• **To be done**:
Locate every line below that contains the word "CHURCH" and copy it.
(begin)
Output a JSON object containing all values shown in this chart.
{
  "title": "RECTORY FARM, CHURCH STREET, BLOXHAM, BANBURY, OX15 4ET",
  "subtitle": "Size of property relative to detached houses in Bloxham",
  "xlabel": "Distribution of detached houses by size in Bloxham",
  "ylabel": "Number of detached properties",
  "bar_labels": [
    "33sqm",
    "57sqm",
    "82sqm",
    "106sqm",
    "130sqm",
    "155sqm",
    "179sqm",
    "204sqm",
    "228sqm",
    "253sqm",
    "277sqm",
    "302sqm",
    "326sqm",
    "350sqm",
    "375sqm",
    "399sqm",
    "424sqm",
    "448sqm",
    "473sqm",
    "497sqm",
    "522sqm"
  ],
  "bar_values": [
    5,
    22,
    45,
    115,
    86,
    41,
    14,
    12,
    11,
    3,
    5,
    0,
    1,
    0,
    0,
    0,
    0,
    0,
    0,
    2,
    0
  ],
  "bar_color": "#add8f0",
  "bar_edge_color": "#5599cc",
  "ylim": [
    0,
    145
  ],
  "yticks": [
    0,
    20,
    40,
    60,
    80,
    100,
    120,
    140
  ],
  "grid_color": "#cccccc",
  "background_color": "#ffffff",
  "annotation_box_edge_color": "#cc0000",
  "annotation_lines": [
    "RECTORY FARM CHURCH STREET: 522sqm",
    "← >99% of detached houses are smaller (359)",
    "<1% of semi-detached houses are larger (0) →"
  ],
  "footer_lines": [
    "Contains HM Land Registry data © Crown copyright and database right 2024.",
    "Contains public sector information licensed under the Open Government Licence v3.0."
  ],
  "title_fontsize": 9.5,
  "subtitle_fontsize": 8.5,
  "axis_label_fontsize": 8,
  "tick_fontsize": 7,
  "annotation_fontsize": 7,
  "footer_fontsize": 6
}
(end)
• **The result**:
  "title": "RECTORY FARM, CHURCH STREET, BLOXHAM, BANBURY, OX15 4ET",
    "RECTORY FARM CHURCH STREET: 522sqm",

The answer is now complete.